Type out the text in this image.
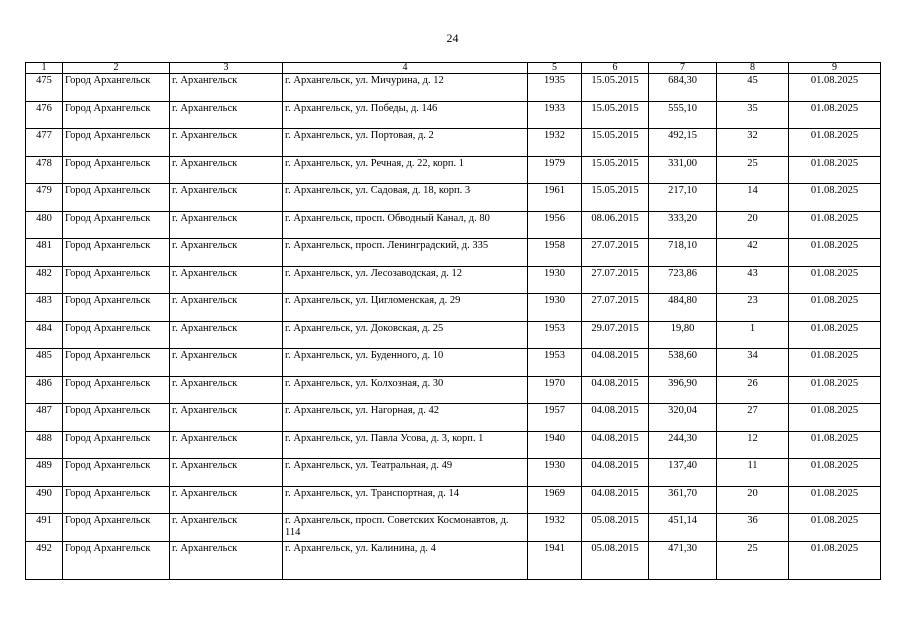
24
1	2	3	4	5	6	7	8	9
475	Город Архангельск	г. Архангельск	г. Архангельск, ул. Мичурина, д. 12	1935	15.05.2015	684,30	45	01.08.2025
476	Город Архангельск	г. Архангельск	г. Архангельск, ул. Победы, д. 146	1933	15.05.2015	555,10	35	01.08.2025
477	Город Архангельск	г. Архангельск	г. Архангельск, ул. Портовая, д. 2	1932	15.05.2015	492,15	32	01.08.2025
478	Город Архангельск	г. Архангельск	г. Архангельск, ул. Речная, д. 22, корп. 1	1979	15.05.2015	331,00	25	01.08.2025
479	Город Архангельск	г. Архангельск	г. Архангельск, ул. Садовая, д. 18, корп. 3	1961	15.05.2015	217,10	14	01.08.2025
480	Город Архангельск	г. Архангельск	г. Архангельск, просп. Обводный Канал, д. 80	1956	08.06.2015	333,20	20	01.08.2025
481	Город Архангельск	г. Архангельск	г. Архангельск, просп. Ленинградский, д. 335	1958	27.07.2015	718,10	42	01.08.2025
482	Город Архангельск	г. Архангельск	г. Архангельск, ул. Лесозаводская, д. 12	1930	27.07.2015	723,86	43	01.08.2025
483	Город Архангельск	г. Архангельск	г. Архангельск, ул. Цигломенская, д. 29	1930	27.07.2015	484,80	23	01.08.2025
484	Город Архангельск	г. Архангельск	г. Архангельск, ул. Доковская, д. 25	1953	29.07.2015	19,80	1	01.08.2025
485	Город Архангельск	г. Архангельск	г. Архангельск, ул. Буденного, д. 10	1953	04.08.2015	538,60	34	01.08.2025
486	Город Архангельск	г. Архангельск	г. Архангельск, ул. Колхозная, д. 30	1970	04.08.2015	396,90	26	01.08.2025
487	Город Архангельск	г. Архангельск	г. Архангельск, ул. Нагорная, д. 42	1957	04.08.2015	320,04	27	01.08.2025
488	Город Архангельск	г. Архангельск	г. Архангельск, ул. Павла Усова, д. 3, корп. 1	1940	04.08.2015	244,30	12	01.08.2025
489	Город Архангельск	г. Архангельск	г. Архангельск, ул. Театральная, д. 49	1930	04.08.2015	137,40	11	01.08.2025
490	Город Архангельск	г. Архангельск	г. Архангельск, ул. Транспортная, д. 14	1969	04.08.2015	361,70	20	01.08.2025
491	Город Архангельск	г. Архангельск	г. Архангельск, просп. Советских Космонавтов, д. 114	1932	05.08.2015	451,14	36	01.08.2025
492	Город Архангельск	г. Архангельск	г. Архангельск, ул. Калинина, д. 4	1941	05.08.2015	471,30	25	01.08.2025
• • • • •
List all lines from the entries that include the word "корп".

478	Город Архангельск	г. Архангельск	г. Архангельск, ул. Речная, д. 22, корп. 1	1979	15.05.2015	331,00	25	01.08.2025
479	Город Архангельск	г. Архангельск	г. Архангельск, ул. Садовая, д. 18, корп. 3	1961	15.05.2015	217,10	14	01.08.2025
488	Город Архангельск	г. Архангельск	г. Архангельск, ул. Павла Усова, д. 3, корп. 1	1940	04.08.2015	244,30	12	01.08.2025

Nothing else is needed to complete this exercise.